▶ _PROBLEM TO WORK ON_
Go through the material below and copy each line where the word "name" appears.

▶ _RECORDS FOR THE TASK_
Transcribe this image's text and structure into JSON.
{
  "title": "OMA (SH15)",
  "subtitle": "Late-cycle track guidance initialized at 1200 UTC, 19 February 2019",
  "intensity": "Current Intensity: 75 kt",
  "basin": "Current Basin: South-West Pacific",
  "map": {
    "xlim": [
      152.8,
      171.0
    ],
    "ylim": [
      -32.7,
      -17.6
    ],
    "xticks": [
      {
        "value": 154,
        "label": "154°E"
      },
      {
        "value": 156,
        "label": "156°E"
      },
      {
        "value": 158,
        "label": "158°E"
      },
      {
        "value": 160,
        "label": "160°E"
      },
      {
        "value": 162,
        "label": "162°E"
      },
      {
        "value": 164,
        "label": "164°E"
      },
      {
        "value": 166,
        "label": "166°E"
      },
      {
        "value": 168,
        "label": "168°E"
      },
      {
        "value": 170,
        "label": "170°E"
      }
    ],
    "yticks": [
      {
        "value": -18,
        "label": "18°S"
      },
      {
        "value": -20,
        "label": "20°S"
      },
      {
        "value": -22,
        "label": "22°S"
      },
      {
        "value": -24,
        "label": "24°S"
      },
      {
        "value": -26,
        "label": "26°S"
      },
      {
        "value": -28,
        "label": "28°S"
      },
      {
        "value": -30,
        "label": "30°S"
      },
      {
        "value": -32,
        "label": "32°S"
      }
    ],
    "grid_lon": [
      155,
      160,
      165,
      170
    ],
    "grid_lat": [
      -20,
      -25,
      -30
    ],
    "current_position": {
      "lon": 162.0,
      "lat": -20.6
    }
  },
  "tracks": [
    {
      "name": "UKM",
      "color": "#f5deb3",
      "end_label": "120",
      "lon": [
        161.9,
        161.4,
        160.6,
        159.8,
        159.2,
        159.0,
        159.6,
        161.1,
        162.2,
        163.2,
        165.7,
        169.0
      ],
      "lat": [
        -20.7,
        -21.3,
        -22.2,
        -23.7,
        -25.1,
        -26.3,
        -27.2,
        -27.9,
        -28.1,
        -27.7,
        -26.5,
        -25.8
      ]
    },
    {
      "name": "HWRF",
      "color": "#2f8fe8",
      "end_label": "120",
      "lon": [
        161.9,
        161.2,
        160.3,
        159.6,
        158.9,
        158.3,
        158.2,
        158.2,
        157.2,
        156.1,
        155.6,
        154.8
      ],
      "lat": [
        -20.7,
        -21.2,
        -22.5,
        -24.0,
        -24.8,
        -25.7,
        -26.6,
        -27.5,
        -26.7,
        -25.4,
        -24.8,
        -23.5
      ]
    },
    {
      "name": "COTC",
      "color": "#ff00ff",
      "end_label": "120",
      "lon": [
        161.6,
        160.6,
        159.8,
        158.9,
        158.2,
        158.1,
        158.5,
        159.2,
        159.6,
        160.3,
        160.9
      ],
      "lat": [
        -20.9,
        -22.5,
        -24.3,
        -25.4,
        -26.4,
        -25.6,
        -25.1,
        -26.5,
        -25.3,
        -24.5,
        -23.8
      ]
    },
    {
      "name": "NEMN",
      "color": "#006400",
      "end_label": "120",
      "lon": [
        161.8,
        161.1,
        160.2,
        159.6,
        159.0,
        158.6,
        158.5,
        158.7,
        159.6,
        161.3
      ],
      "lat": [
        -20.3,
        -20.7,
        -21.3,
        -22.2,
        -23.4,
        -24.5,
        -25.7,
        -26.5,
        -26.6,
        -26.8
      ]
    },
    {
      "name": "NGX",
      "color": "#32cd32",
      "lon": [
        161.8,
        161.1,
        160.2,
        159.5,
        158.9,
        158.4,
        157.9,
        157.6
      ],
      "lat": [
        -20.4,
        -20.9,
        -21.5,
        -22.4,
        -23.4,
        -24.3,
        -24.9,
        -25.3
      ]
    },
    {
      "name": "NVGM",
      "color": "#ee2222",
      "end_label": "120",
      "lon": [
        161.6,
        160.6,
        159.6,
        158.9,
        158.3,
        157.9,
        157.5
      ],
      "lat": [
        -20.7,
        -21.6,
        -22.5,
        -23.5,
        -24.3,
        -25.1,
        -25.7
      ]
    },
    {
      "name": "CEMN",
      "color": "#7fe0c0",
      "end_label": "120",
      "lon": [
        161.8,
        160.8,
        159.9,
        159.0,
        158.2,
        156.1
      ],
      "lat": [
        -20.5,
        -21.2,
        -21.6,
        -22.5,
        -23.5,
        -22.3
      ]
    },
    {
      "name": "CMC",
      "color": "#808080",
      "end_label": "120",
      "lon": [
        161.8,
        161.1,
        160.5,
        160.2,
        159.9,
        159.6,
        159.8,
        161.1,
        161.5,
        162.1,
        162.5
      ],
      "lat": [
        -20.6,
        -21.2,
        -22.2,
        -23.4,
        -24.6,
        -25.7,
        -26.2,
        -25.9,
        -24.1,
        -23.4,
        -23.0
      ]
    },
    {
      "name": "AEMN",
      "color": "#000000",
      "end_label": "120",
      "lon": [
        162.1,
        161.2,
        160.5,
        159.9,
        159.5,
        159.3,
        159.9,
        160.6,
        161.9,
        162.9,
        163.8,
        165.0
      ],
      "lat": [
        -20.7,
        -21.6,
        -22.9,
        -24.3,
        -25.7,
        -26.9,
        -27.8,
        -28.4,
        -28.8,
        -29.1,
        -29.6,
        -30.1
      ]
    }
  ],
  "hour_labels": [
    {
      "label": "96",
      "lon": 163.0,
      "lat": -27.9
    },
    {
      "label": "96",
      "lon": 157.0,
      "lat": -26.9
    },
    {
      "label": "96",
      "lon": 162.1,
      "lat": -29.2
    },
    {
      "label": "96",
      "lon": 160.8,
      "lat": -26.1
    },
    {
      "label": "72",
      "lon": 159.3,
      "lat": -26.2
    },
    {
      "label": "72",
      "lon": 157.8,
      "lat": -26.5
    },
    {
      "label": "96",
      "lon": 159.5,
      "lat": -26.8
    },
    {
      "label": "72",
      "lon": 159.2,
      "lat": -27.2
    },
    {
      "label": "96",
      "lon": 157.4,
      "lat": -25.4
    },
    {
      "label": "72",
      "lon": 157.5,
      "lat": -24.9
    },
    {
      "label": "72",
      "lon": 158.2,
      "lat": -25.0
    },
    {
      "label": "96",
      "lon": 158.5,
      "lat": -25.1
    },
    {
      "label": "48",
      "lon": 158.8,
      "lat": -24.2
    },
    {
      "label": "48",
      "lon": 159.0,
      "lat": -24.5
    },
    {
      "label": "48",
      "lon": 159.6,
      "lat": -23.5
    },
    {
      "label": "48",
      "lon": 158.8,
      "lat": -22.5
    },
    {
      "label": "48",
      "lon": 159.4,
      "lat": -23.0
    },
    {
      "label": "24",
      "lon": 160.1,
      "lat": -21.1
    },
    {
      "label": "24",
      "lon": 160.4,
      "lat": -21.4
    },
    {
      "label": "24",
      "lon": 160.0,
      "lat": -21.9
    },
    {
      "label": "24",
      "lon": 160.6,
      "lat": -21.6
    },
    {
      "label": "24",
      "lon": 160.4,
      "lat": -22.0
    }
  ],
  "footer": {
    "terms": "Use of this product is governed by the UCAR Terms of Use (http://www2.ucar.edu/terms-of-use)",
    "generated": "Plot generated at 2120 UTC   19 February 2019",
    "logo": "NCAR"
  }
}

▶ _TASK OUTPUT_
      "name": "UKM",
      "name": "HWRF",
      "name": "COTC",
      "name": "NEMN",
      "name": "NGX",
      "name": "NVGM",
      "name": "CEMN",
      "name": "CMC",
      "name": "AEMN",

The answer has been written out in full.